======== Record list ========

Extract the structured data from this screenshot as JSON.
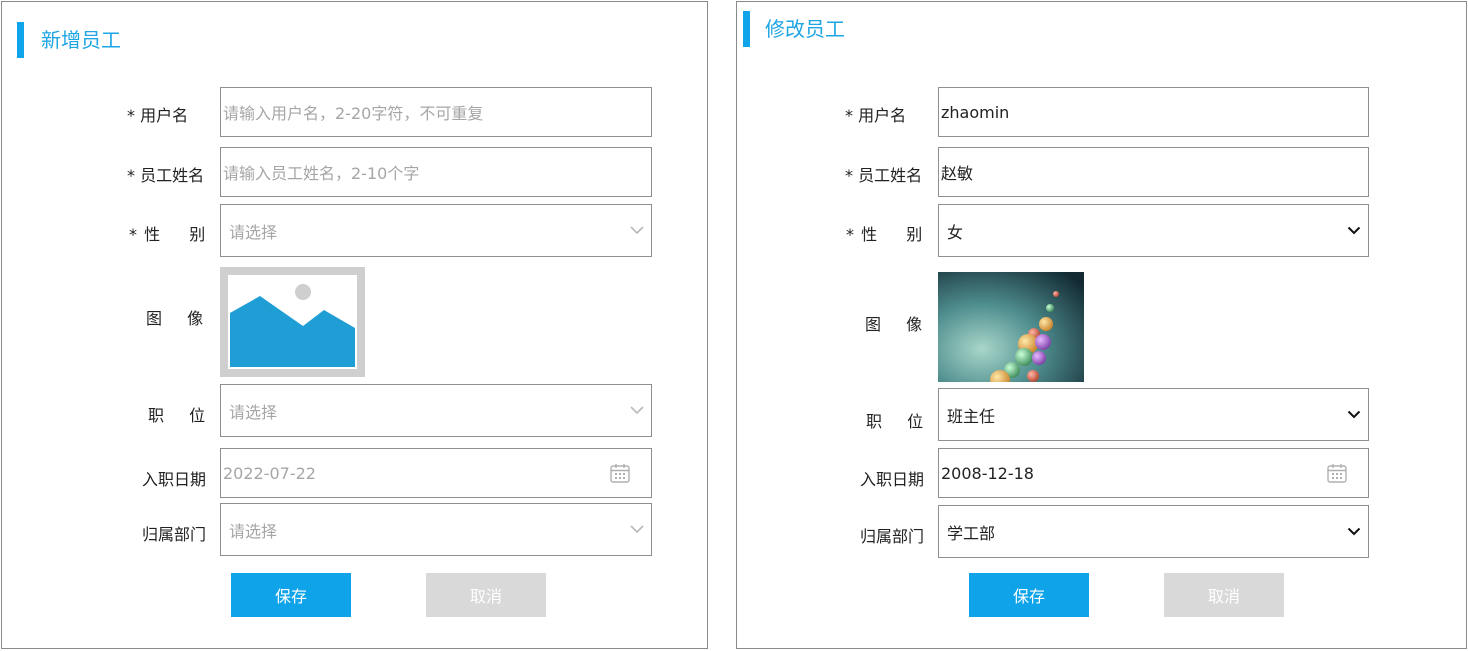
{
  "add_form": {
    "title": "新增员工",
    "username": {
      "label": "* 用户名",
      "placeholder": "请输入用户名，2-20字符，不可重复",
      "value": ""
    },
    "name": {
      "label": "* 员工姓名",
      "placeholder": "请输入员工姓名，2-10个字",
      "value": ""
    },
    "gender": {
      "label_mark": "*",
      "label_a": "性",
      "label_b": "别",
      "placeholder": "请选择"
    },
    "avatar": {
      "label_a": "图",
      "label_b": "像",
      "icon": "image-placeholder-icon"
    },
    "position": {
      "label_a": "职",
      "label_b": "位",
      "placeholder": "请选择"
    },
    "hire_date": {
      "label": "入职日期",
      "value": "2022-07-22"
    },
    "department": {
      "label": "归属部门",
      "placeholder": "请选择"
    },
    "save_label": "保存",
    "cancel_label": "取消"
  },
  "edit_form": {
    "title": "修改员工",
    "username": {
      "label": "* 用户名",
      "value": "zhaomin"
    },
    "name": {
      "label": "* 员工姓名",
      "value": "赵敏"
    },
    "gender": {
      "label_mark": "*",
      "label_a": "性",
      "label_b": "别",
      "value": "女"
    },
    "avatar": {
      "label_a": "图",
      "label_b": "像",
      "image": "balloons-photo"
    },
    "position": {
      "label_a": "职",
      "label_b": "位",
      "value": "班主任"
    },
    "hire_date": {
      "label": "入职日期",
      "value": "2008-12-18"
    },
    "department": {
      "label": "归属部门",
      "value": "学工部"
    },
    "save_label": "保存",
    "cancel_label": "取消"
  },
  "colors": {
    "accent": "#0fa3ea",
    "cancel_bg": "#d9d9d9",
    "border": "#8f8f8f",
    "placeholder": "#a6a6a6",
    "avatar_placeholder_blue": "#1f9ed6",
    "avatar_placeholder_frame": "#cfcfcf"
  }
}
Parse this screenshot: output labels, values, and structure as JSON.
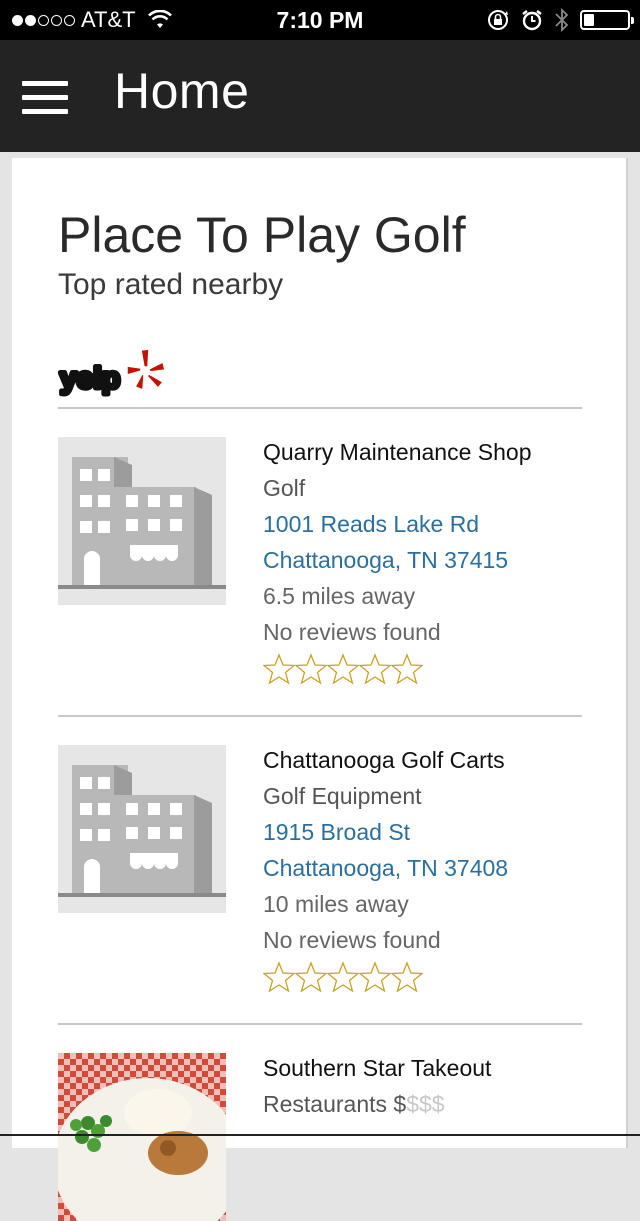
{
  "status_bar": {
    "carrier": "AT&T",
    "signal_dots_filled": 2,
    "signal_dots_total": 5,
    "time": "7:10 PM",
    "battery_level": 0.2,
    "icons": [
      "wifi-icon",
      "rotation-lock-icon",
      "alarm-icon",
      "bluetooth-icon",
      "battery-icon"
    ]
  },
  "nav": {
    "menu_icon": "hamburger-menu-icon",
    "title": "Home"
  },
  "card": {
    "title": "Place To Play Golf",
    "subtitle": "Top rated nearby",
    "provider_logo": "yelp"
  },
  "listings": [
    {
      "name": "Quarry Maintenance Shop",
      "category": "Golf",
      "address_line1": "1001 Reads Lake Rd",
      "address_line2": "Chattanooga, TN 37415",
      "distance": "6.5 miles away",
      "reviews": "No reviews found",
      "rating": 0,
      "thumbnail": "building-placeholder-icon"
    },
    {
      "name": "Chattanooga Golf Carts",
      "category": "Golf Equipment",
      "address_line1": "1915 Broad St",
      "address_line2": "Chattanooga, TN 37408",
      "distance": "10 miles away",
      "reviews": "No reviews found",
      "rating": 0,
      "thumbnail": "building-placeholder-icon"
    },
    {
      "name": "Southern Star Takeout",
      "category": "Restaurants",
      "price_active": "$",
      "price_inactive": "$$$",
      "thumbnail": "food-photo"
    }
  ],
  "colors": {
    "nav_bg": "#232323",
    "link": "#2a6fa0",
    "star_outline": "#c9a227",
    "yelp_red": "#c41200"
  }
}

========

§ Task to carry out
Any pictures should be dropped; transcribe the rest of the records above exactly.

§ Solved problem
Extract the structured data from this screenshot as JSON.
{
  "add_form": {
    "title": "新增员工",
    "username": {
      "label": "* 用户名",
      "placeholder": "请输入用户名，2-20字符，不可重复",
      "value": ""
    },
    "name": {
      "label": "* 员工姓名",
      "placeholder": "请输入员工姓名，2-10个字",
      "value": ""
    },
    "gender": {
      "label_mark": "*",
      "label_a": "性",
      "label_b": "别",
      "placeholder": "请选择"
    },
    "avatar": {
      "label_a": "图",
      "label_b": "像",
      "icon": "image-placeholder-icon"
    },
    "position": {
      "label_a": "职",
      "label_b": "位",
      "placeholder": "请选择"
    },
    "hire_date": {
      "label": "入职日期",
      "value": "2022-07-22"
    },
    "department": {
      "label": "归属部门",
      "placeholder": "请选择"
    },
    "save_label": "保存",
    "cancel_label": "取消"
  },
  "edit_form": {
    "title": "修改员工",
    "username": {
      "label": "* 用户名",
      "value": "zhaomin"
    },
    "name": {
      "label": "* 员工姓名",
      "value": "赵敏"
    },
    "gender": {
      "label_mark": "*",
      "label_a": "性",
      "label_b": "别",
      "value": "女"
    },
    "avatar": {
      "label_a": "图",
      "label_b": "像",
      "image": "balloons-photo"
    },
    "position": {
      "label_a": "职",
      "label_b": "位",
      "value": "班主任"
    },
    "hire_date": {
      "label": "入职日期",
      "value": "2008-12-18"
    },
    "department": {
      "label": "归属部门",
      "value": "学工部"
    },
    "save_label": "保存",
    "cancel_label": "取消"
  },
  "colors": {
    "accent": "#0fa3ea",
    "cancel_bg": "#d9d9d9",
    "border": "#8f8f8f",
    "placeholder": "#a6a6a6",
    "avatar_placeholder_blue": "#1f9ed6",
    "avatar_placeholder_frame": "#cfcfcf"
  }
}
Parse this screenshot: output labels, values, and structure as JSON.
{
  "status_bar": {
    "carrier": "AT&T",
    "signal_dots_filled": 2,
    "signal_dots_total": 5,
    "time": "7:10 PM",
    "battery_level": 0.2,
    "icons": [
      "wifi-icon",
      "rotation-lock-icon",
      "alarm-icon",
      "bluetooth-icon",
      "battery-icon"
    ]
  },
  "nav": {
    "menu_icon": "hamburger-menu-icon",
    "title": "Home"
  },
  "card": {
    "title": "Place To Play Golf",
    "subtitle": "Top rated nearby",
    "provider_logo": "yelp"
  },
  "listings": [
    {
      "name": "Quarry Maintenance Shop",
      "category": "Golf",
      "address_line1": "1001 Reads Lake Rd",
      "address_line2": "Chattanooga, TN 37415",
      "distance": "6.5 miles away",
      "reviews": "No reviews found",
      "rating": 0,
      "thumbnail": "building-placeholder-icon"
    },
    {
      "name": "Chattanooga Golf Carts",
      "category": "Golf Equipment",
      "address_line1": "1915 Broad St",
      "address_line2": "Chattanooga, TN 37408",
      "distance": "10 miles away",
      "reviews": "No reviews found",
      "rating": 0,
      "thumbnail": "building-placeholder-icon"
    },
    {
      "name": "Southern Star Takeout",
      "category": "Restaurants",
      "price_active": "$",
      "price_inactive": "$$$",
      "thumbnail": "food-photo"
    }
  ],
  "colors": {
    "nav_bg": "#232323",
    "link": "#2a6fa0",
    "star_outline": "#c9a227",
    "yelp_red": "#c41200"
  }
}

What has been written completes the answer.